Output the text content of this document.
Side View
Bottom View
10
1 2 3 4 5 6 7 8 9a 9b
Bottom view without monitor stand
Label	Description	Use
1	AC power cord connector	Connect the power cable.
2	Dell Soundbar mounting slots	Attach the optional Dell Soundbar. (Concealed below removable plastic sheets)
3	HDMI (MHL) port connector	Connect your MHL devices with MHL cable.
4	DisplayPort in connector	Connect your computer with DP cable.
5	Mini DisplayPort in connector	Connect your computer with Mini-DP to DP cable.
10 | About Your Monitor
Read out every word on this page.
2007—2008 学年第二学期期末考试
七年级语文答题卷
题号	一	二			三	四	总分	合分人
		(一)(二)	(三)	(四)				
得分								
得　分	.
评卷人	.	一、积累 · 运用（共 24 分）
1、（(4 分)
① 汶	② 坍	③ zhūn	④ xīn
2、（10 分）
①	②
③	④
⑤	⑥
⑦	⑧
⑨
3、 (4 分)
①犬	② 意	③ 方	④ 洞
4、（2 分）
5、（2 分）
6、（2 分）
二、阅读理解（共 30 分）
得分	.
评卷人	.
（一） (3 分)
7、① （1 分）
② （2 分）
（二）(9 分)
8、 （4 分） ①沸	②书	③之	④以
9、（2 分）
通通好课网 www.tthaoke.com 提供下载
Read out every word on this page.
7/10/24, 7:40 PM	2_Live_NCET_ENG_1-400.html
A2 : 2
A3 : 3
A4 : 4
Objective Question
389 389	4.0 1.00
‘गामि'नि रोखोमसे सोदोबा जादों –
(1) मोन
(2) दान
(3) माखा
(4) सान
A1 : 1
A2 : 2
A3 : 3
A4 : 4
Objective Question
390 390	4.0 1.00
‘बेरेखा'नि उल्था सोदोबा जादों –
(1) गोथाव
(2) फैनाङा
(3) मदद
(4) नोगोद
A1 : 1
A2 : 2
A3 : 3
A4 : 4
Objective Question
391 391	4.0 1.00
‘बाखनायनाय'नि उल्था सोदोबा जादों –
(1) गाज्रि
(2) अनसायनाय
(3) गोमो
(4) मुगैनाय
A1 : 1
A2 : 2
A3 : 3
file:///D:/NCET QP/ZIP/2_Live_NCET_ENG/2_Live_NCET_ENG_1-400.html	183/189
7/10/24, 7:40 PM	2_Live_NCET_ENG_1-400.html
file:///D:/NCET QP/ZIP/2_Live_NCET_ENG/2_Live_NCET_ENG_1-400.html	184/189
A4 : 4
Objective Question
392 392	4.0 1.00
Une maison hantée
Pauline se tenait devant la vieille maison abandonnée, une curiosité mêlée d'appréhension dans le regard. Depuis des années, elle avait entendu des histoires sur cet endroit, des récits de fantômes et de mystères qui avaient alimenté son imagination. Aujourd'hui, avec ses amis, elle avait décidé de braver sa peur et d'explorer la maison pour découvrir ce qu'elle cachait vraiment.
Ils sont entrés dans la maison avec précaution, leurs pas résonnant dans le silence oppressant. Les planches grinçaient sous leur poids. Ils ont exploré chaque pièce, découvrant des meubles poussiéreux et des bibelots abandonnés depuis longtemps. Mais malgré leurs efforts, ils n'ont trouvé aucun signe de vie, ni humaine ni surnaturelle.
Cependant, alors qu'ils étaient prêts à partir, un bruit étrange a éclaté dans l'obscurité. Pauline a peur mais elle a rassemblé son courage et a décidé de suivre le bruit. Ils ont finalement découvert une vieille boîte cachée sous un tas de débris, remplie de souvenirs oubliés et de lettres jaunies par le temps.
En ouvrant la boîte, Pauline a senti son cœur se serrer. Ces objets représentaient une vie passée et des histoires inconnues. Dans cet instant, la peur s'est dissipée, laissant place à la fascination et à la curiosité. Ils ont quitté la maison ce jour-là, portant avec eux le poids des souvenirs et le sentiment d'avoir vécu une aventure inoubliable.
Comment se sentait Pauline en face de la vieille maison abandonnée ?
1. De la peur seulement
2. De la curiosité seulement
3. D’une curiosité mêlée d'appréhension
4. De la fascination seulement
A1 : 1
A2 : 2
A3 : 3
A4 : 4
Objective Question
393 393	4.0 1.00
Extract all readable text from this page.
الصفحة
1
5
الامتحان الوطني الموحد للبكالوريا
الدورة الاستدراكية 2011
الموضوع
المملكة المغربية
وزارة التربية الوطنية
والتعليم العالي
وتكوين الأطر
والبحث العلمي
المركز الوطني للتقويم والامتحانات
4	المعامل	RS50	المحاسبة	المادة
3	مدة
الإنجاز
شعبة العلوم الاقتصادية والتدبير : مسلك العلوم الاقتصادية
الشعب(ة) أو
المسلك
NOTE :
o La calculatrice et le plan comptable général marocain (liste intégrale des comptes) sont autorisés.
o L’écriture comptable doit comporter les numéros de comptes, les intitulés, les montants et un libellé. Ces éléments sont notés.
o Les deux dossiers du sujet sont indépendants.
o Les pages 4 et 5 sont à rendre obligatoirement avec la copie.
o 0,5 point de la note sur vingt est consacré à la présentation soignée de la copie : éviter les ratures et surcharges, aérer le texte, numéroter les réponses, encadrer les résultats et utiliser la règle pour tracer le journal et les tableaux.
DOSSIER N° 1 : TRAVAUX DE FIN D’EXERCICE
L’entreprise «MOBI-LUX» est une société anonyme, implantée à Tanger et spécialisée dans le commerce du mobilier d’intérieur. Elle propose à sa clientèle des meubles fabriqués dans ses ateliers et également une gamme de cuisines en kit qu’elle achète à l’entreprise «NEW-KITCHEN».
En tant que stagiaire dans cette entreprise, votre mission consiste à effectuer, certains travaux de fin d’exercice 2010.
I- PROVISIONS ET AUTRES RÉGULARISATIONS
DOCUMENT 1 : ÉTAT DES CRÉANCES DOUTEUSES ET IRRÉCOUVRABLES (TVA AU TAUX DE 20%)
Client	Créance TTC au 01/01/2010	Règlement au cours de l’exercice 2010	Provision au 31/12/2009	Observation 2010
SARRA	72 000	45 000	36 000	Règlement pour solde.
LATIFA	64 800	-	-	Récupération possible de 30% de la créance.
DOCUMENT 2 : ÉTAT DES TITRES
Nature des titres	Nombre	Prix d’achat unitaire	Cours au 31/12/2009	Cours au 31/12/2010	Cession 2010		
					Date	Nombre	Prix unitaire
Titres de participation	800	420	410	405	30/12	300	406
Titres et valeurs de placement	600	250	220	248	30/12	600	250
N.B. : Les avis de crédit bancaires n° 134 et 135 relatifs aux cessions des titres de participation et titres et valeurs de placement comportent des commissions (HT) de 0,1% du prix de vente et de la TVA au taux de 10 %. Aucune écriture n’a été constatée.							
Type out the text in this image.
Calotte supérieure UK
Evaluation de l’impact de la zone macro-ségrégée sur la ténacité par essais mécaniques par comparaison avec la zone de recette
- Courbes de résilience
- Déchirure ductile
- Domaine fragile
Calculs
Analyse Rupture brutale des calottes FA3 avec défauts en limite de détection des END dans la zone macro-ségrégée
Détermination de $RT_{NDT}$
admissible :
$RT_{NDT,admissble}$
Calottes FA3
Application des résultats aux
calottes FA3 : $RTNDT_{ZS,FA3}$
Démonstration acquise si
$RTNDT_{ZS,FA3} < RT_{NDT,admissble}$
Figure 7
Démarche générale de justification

———

SHORT TASK: Print exactly the lines from the one with "Type out the text in this image." through the end of the data, inclusive.

SOLUTION FOR THIS EXERCISE:
Type out the text in this image.
Calotte supérieure UK
Evaluation de l’impact de la zone macro-ségrégée sur la ténacité par essais mécaniques par comparaison avec la zone de recette
- Courbes de résilience
- Déchirure ductile
- Domaine fragile
Calculs
Analyse Rupture brutale des calottes FA3 avec défauts en limite de détection des END dans la zone macro-ségrégée
Détermination de $RT_{NDT}$
admissible :
$RT_{NDT,admissble}$
Calottes FA3
Application des résultats aux
calottes FA3 : $RTNDT_{ZS,FA3}$
Démonstration acquise si
$RTNDT_{ZS,FA3} < RT_{NDT,admissble}$
Figure 7
Démarche générale de justification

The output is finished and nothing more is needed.